--- Do this ---
Go through the records below line by line, counting those that contain the word "залог"; answer with the count only.

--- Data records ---
-=-=-=-=-

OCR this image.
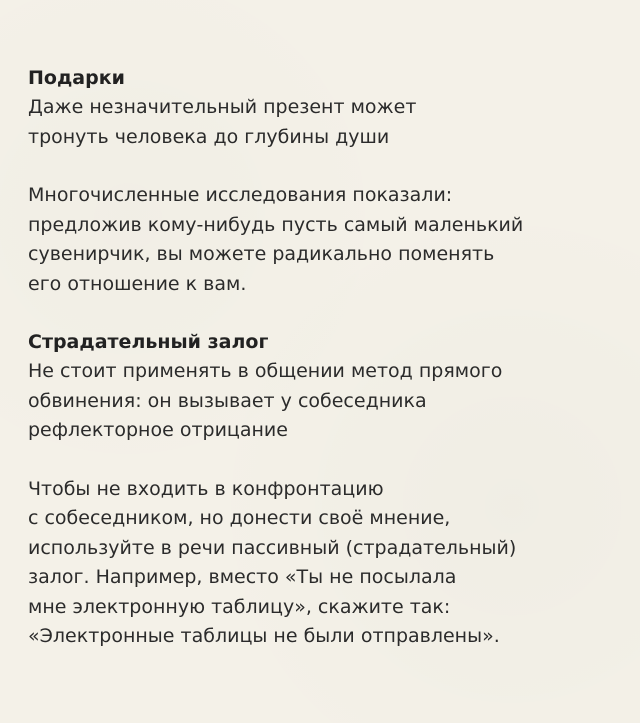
Подарки

Даже незначительный презент может
тронуть человека до глубины души

Многочисленные исследования показали:
предложив кому-нибудь пусть самый маленький
сувенирчик, вы можете радикально поменять
его отношение к вам.

Страдательный залог

Не стоит применять в общении метод прямого
обвинения: он вызывает у собеседника
рефлекторное отрицание

Чтобы не входить в конфронтацию
с собеседником, но донести своё мнение,
используйте в речи пассивный (страдательный)
залог. Например, вместо «Ты не посылала
мне электронную таблицу», скажите так:
«Электронные таблицы не были отправлены».
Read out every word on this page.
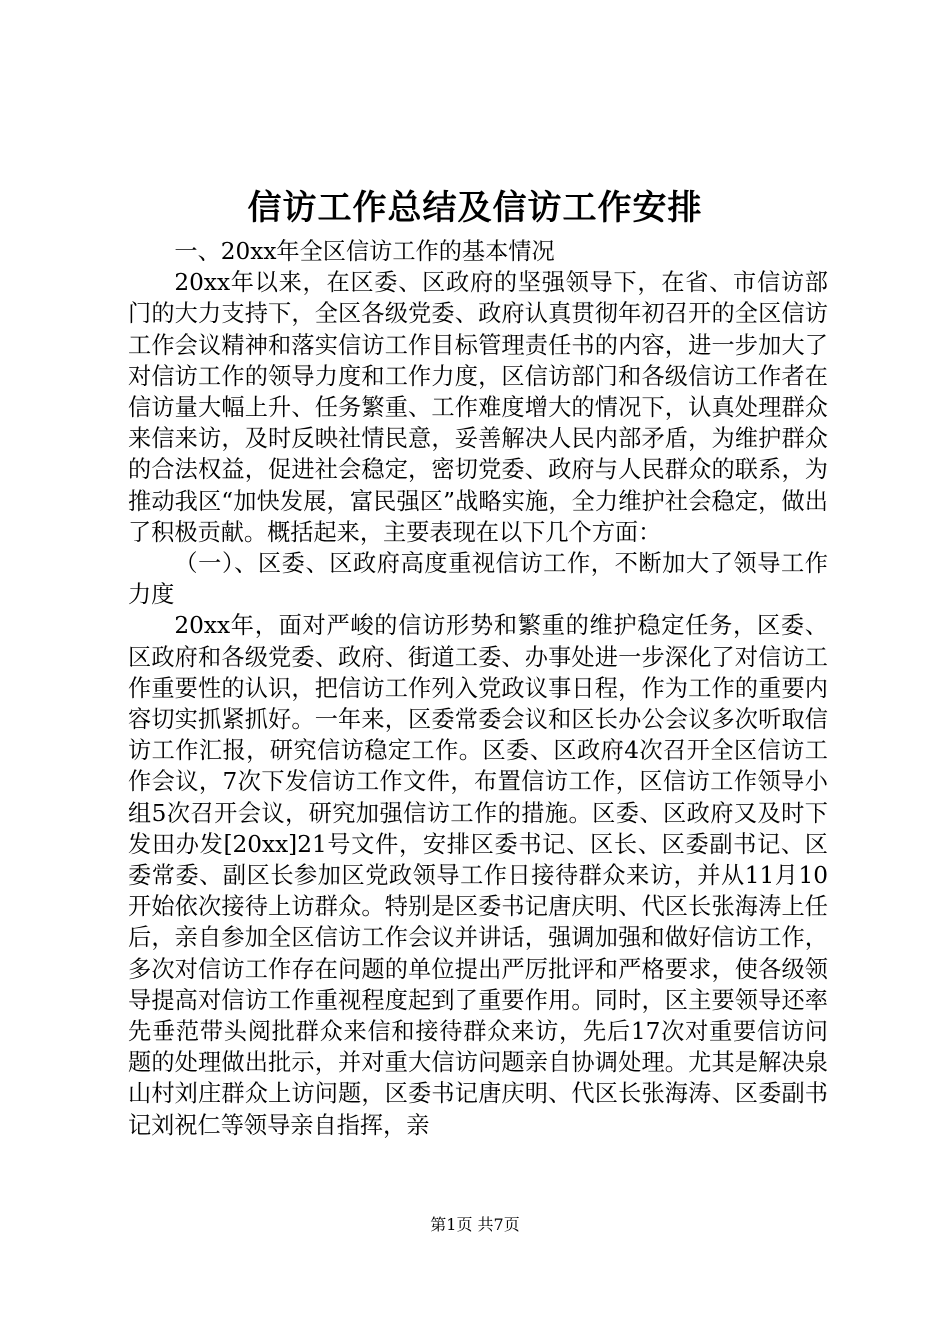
信访工作总结及信访工作安排

一、20xx年全区信访工作的基本情况

20xx年以来，在区委、区政府的坚强领导下，在省、市信访部门的大力支持下，全区各级党委、政府认真贯彻年初召开的全区信访工作会议精神和落实信访工作目标管理责任书的内容，进一步加大了对信访工作的领导力度和工作力度，区信访部门和各级信访工作者在信访量大幅上升、任务繁重、工作难度增大的情况下，认真处理群众来信来访，及时反映社情民意，妥善解决人民内部矛盾，为维护群众的合法权益，促进社会稳定，密切党委、政府与人民群众的联系，为推动我区“加快发展，富民强区”战略实施，全力维护社会稳定，做出了积极贡献。概括起来，主要表现在以下几个方面：

（一）、区委、区政府高度重视信访工作，不断加大了领导工作力度

20xx年，面对严峻的信访形势和繁重的维护稳定任务，区委、区政府和各级党委、政府、街道工委、办事处进一步深化了对信访工作重要性的认识，把信访工作列入党政议事日程，作为工作的重要内容切实抓紧抓好。一年来，区委常委会议和区长办公会议多次听取信访工作汇报，研究信访稳定工作。区委、区政府4次召开全区信访工作会议，7次下发信访工作文件，布置信访工作，区信访工作领导小组5次召开会议，研究加强信访工作的措施。区委、区政府又及时下发田办发[20xx]21号文件，安排区委书记、区长、区委副书记、区委常委、副区长参加区党政领导工作日接待群众来访，并从11月10开始依次接待上访群众。特别是区委书记唐庆明、代区长张海涛上任后，亲自参加全区信访工作会议并讲话，强调加强和做好信访工作，多次对信访工作存在问题的单位提出严厉批评和严格要求，使各级领导提高对信访工作重视程度起到了重要作用。同时，区主要领导还率先垂范带头阅批群众来信和接待群众来访，先后17次对重要信访问题的处理做出批示，并对重大信访问题亲自协调处理。尤其是解决泉山村刘庄群众上访问题，区委书记唐庆明、代区长张海涛、区委副书记刘祝仁等领导亲自指挥，亲

第1页 共7页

-=-=-=-=-

--- Solution ---
2